Information shown
** start **
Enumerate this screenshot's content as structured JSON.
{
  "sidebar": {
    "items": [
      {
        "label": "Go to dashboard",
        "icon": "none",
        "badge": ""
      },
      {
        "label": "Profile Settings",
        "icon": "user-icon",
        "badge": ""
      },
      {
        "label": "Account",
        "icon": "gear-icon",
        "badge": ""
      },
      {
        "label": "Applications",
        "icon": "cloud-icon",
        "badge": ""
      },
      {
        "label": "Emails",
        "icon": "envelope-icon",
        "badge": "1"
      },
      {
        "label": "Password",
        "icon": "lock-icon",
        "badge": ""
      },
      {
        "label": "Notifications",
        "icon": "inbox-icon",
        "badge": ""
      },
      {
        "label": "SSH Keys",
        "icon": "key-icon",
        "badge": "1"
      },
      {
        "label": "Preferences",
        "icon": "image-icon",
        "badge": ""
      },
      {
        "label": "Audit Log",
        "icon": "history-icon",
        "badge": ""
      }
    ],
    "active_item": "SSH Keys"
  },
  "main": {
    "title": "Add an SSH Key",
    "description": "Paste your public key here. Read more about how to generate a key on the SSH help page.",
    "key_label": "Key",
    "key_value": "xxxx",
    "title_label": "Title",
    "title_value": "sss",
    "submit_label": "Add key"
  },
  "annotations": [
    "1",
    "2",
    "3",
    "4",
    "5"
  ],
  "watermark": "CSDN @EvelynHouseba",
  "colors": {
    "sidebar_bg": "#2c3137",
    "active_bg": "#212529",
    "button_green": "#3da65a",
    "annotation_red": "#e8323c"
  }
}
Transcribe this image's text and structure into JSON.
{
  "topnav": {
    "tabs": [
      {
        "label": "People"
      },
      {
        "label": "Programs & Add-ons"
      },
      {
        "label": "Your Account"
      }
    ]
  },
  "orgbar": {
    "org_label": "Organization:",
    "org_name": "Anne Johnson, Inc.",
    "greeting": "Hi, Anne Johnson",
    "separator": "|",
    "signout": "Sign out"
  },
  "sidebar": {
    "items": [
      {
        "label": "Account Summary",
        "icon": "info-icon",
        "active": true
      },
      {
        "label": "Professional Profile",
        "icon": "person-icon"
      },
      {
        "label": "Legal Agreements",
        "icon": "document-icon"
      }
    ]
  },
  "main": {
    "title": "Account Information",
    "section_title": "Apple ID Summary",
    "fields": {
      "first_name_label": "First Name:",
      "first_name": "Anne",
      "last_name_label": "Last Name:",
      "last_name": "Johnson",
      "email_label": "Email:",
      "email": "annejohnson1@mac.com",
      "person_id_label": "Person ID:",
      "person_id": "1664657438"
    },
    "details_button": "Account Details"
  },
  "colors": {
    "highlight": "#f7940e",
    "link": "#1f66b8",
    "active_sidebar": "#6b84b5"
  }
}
** end **
Short task
Write out each line of the data above again, exactly as given.

Exercise output
Enumerate this screenshot's content as structured JSON.
{
  "sidebar": {
    "items": [
      {
        "label": "Go to dashboard",
        "icon": "none",
        "badge": ""
      },
      {
        "label": "Profile Settings",
        "icon": "user-icon",
        "badge": ""
      },
      {
        "label": "Account",
        "icon": "gear-icon",
        "badge": ""
      },
      {
        "label": "Applications",
        "icon": "cloud-icon",
        "badge": ""
      },
      {
        "label": "Emails",
        "icon": "envelope-icon",
        "badge": "1"
      },
      {
        "label": "Password",
        "icon": "lock-icon",
        "badge": ""
      },
      {
        "label": "Notifications",
        "icon": "inbox-icon",
        "badge": ""
      },
      {
        "label": "SSH Keys",
        "icon": "key-icon",
        "badge": "1"
      },
      {
        "label": "Preferences",
        "icon": "image-icon",
        "badge": ""
      },
      {
        "label": "Audit Log",
        "icon": "history-icon",
        "badge": ""
      }
    ],
    "active_item": "SSH Keys"
  },
  "main": {
    "title": "Add an SSH Key",
    "description": "Paste your public key here. Read more about how to generate a key on the SSH help page.",
    "key_label": "Key",
    "key_value": "xxxx",
    "title_label": "Title",
    "title_value": "sss",
    "submit_label": "Add key"
  },
  "annotations": [
    "1",
    "2",
    "3",
    "4",
    "5"
  ],
  "watermark": "CSDN @EvelynHouseba",
  "colors": {
    "sidebar_bg": "#2c3137",
    "active_bg": "#212529",
    "button_green": "#3da65a",
    "annotation_red": "#e8323c"
  }
}
Transcribe this image's text and structure into JSON.
{
  "topnav": {
    "tabs": [
      {
        "label": "People"
      },
      {
        "label": "Programs & Add-ons"
      },
      {
        "label": "Your Account"
      }
    ]
  },
  "orgbar": {
    "org_label": "Organization:",
    "org_name": "Anne Johnson, Inc.",
    "greeting": "Hi, Anne Johnson",
    "separator": "|",
    "signout": "Sign out"
  },
  "sidebar": {
    "items": [
      {
        "label": "Account Summary",
        "icon": "info-icon",
        "active": true
      },
      {
        "label": "Professional Profile",
        "icon": "person-icon"
      },
      {
        "label": "Legal Agreements",
        "icon": "document-icon"
      }
    ]
  },
  "main": {
    "title": "Account Information",
    "section_title": "Apple ID Summary",
    "fields": {
      "first_name_label": "First Name:",
      "first_name": "Anne",
      "last_name_label": "Last Name:",
      "last_name": "Johnson",
      "email_label": "Email:",
      "email": "annejohnson1@mac.com",
      "person_id_label": "Person ID:",
      "person_id": "1664657438"
    },
    "details_button": "Account Details"
  },
  "colors": {
    "highlight": "#f7940e",
    "link": "#1f66b8",
    "active_sidebar": "#6b84b5"
  }
}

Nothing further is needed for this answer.